◆ SOURCE EXTRACT

Although certain preferred embodiments and methods have been disclosed herein, it will be apparent from the foregoing disclosure to those skilled in the art that variations and modifications of such embodiments and methods may be made without departing from the

spirit and scope of the invention. For example, in lieu of a single "T" slot and "T"-shaped

leg, a pair of "L"-shaped slots with corresponding "L"-shaped legs or a "T" slot with "L"-

shaped legs would still engage the lower side of the process carrier laterally outward from the

slot such that bowing of the bridge clip would not tend to disengage the bridge clip from the

process carrier. Accordingly, it is intended that the invention shall be limited only to the

extent required by the appended claims and the rules and principles of applicable law.

Claims

WHAT IS CLAIMED IS:

1. A bridge clip for biasing a semiconductor die against a process carrier comprising: a sheet metal member comprising a substantially horizontal web portion having an

upper surface, a lower surface, a first end and a second end, said sheet metal member

further comprising;

a first leg extending generally downward from said first end of said web portion,

said first leg having a longitudinal axis extending downward from said first end of said

web portion; and

a second leg extending generally downward from said second end of said web

portion, said second leg having a longitudinal axis extending downward from said second

end of said web portion,

said first leg comprising a generally planar member having a first lateral edge and a second lateral edge opposite said first lateral edge, said first leg further comprising a fixed

end integral with said first end of said web portion and a free end distal of said fixed end,

the free end of said first leg having a first plurality of tangs extending laterally outward one

each respectively from said first and second lateral edges, said first plurality of tangs

adapted to engage a lower surface of said process carrier, and

said second leg comprising a generally planar member having a third lateral edge

and a fourth lateral edge opposite said third lateral edge, said second leg further

comprising a fixed end integral with said second end of said web portion and a free end

distal of said fixed end, the free end of said second leg having a second plurality of tangs

extending laterally outward one each respectively from said third and fourth lateral edges,

said second plurality of tangs adapted to engage a lower surface of said process carrier.

◆ RECORDS TO PROCESS
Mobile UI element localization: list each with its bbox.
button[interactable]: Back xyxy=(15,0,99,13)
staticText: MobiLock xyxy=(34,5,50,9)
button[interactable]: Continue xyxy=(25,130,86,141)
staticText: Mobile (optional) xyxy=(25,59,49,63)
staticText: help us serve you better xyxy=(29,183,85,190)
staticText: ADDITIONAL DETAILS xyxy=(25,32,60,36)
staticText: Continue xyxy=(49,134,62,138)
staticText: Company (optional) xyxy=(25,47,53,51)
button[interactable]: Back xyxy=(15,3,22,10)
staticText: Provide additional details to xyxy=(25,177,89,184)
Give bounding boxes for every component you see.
--
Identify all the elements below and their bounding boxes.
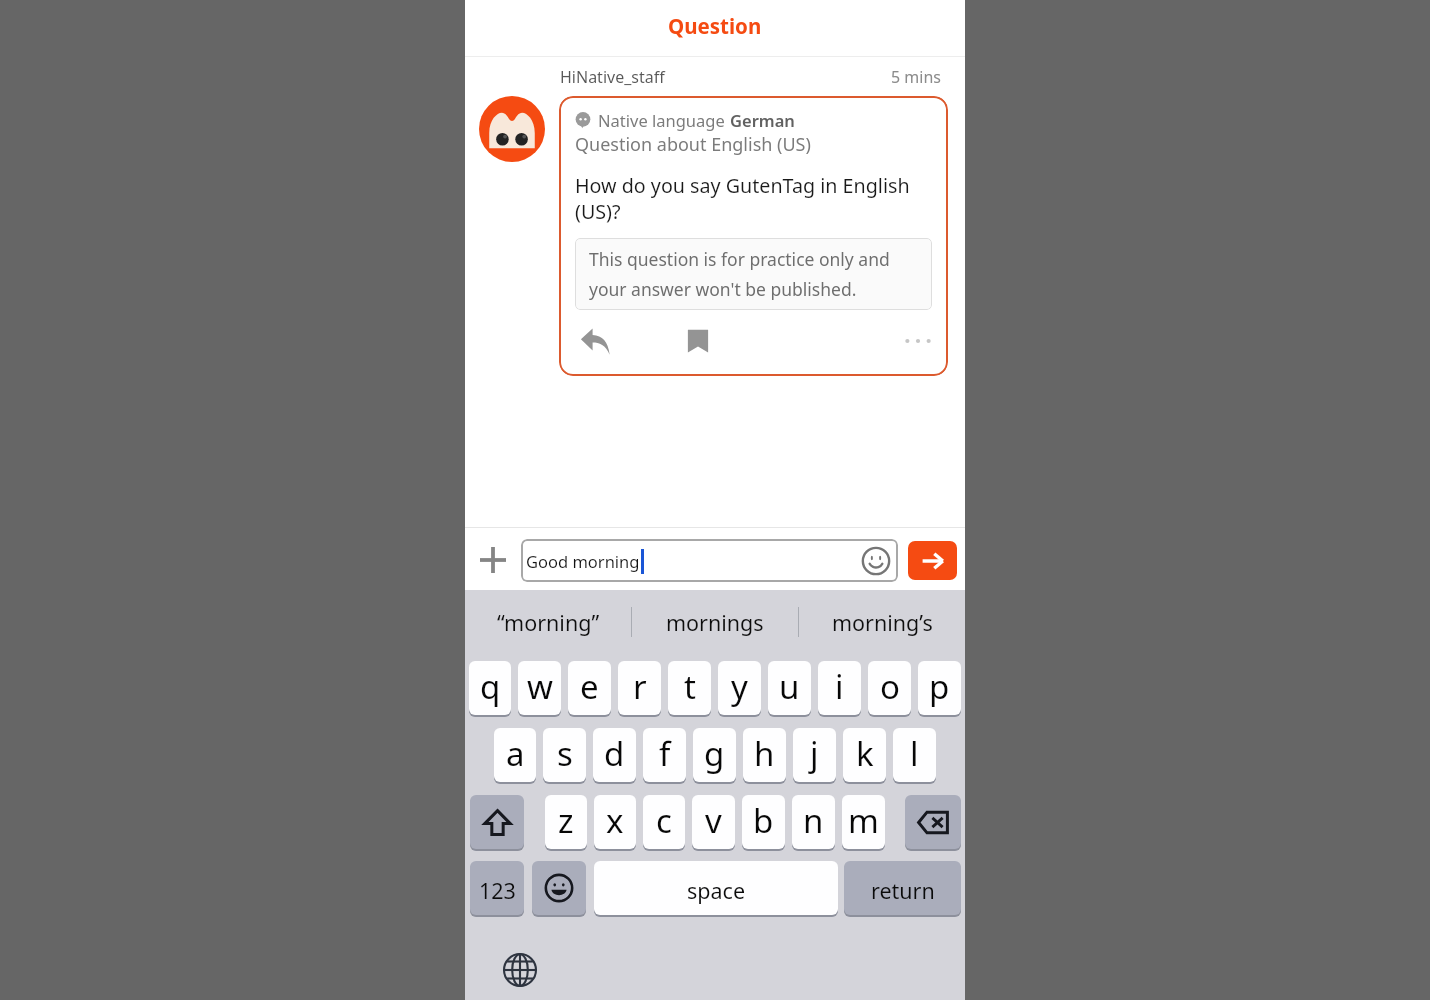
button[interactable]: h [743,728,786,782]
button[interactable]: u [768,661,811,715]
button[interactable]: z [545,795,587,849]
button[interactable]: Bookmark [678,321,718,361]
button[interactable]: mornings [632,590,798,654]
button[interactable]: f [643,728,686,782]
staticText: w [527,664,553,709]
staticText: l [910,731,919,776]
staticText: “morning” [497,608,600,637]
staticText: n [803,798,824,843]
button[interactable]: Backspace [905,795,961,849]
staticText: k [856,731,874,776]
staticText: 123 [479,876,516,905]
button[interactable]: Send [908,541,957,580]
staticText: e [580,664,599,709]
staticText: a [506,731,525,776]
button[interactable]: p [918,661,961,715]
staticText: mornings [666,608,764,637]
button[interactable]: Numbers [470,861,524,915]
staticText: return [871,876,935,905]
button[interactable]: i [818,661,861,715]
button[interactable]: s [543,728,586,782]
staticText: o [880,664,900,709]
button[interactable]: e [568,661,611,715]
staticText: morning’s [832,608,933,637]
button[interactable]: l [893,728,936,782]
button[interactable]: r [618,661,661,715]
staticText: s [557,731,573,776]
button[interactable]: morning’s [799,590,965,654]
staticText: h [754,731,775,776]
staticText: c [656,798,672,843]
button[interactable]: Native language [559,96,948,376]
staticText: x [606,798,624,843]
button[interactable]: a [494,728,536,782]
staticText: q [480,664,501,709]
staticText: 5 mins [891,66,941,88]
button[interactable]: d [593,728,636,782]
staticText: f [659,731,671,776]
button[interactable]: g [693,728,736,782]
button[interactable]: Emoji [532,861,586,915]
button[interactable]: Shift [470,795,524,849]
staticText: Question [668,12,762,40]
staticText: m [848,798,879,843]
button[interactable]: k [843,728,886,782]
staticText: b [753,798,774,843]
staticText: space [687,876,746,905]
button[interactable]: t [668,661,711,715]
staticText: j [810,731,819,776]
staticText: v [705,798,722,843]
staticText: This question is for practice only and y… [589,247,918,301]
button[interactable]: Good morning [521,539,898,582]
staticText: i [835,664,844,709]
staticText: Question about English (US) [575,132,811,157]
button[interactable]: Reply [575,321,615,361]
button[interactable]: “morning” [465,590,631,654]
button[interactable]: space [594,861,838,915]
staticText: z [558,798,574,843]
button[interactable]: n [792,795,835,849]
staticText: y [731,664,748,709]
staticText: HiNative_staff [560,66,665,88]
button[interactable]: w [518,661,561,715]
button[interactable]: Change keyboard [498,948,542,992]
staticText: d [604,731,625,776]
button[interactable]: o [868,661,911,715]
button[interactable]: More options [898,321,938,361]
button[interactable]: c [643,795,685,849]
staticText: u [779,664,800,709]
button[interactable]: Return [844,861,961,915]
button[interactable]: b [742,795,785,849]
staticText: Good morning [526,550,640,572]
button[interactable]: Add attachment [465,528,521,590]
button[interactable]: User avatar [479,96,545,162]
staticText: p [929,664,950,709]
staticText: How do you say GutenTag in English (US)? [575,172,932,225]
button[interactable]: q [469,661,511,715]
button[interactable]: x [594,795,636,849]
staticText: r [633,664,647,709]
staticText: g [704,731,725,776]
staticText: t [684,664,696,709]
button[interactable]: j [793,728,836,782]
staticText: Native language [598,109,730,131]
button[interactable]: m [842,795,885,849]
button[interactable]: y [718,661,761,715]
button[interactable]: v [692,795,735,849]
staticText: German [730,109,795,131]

◆ TASKS
a) Recast the records from the line with "Identify all the" to the line with "button[interactable]: mornings [632,590,798,654]" as a two-column CSV with the columns request and answer. Put one row per request, with each field quoted and line breaks turned into spaces, and leave the pictures out.
b) Carry on the bridge clip patent text from the point where it stops.
The patent text and the records have no connection to each other.

◆ RESULTS BY TASK
a)
request,answer
"Identify all the elements below and their bounding boxes.","button[interactable]: h [743,728,786,782] button[interactable]: u [768,661,811,715] button[interactable]: z [545,795,587,849] button[interactable]: Bookmark [678,321,718,361] button[interactable]: mornings [632,590,798,654]"

b)
2. The bridge clip of claim 1, wherein:

each of said first plurality of tangs extends in a plane substantially common

to a plane of said first leg.

3. The bridge clip of claim 2, wherein

each of said second plurality of tangs extends in a plane substantially common to a

plane of said second leg.

4. The bridge clip of claim 1, further comprising:

a resilient member operatively attached to the lower surface of said web portion for

providing a controlled bias between the semiconductor die and the process carrier.

5. The bridge clip of claim 4, wherein:

said resilient member comprises a leaf spring disposed on the lower surface of said

web portion and engaging a pair of slots formed in said web portion.

6. The bridge clip of claim 2, wherein:

said resilient member comprises a coil spring attached to said lower surface of said

web portion.

7. The bridge clip of claim 1, wherein: said web portion further comprises a first and second lateral edge, said first lateral

edge further comprising a flange extending at an angle outward from said first lateral edge,

said second lateral edge also further comprising a flange extending at an angle outward

from said second lateral edge.

8. A semiconductor process carrier assembly comprising:

a generally planar member having at least one coupon aperture formed therein, said

coupon aperture having lateral edges sized and shaped to hold a semiconductor coupon

during processing;

a bias spring attached to said planar member proximal said coupon aperture, said

bias spring having a portion extending into said coupon aperture for biasing said coupon

against a distal lateral edge of said coupon aperture;

first and second bridge clip apertures formed in said planar member proximal said coupon aperture on opposite sides of said coupon aperture along a common axis, said first

and second bridge clip apertures each comprising an opening having a first dimension and

a second dimension perpendicular to said common axis, said first dimension being larger

than said second dimension.

9. the semiconductor process carrier assembly of claim 8, wherein:

said first and second bridge clip apertures each comprise a "T" shaped opening

oriented along said common axis.

10. The semiconductor process carrier assembly of claim 8, wherein:

said first and second bridge clip apertures each comprise a trapezoidal shaped opening.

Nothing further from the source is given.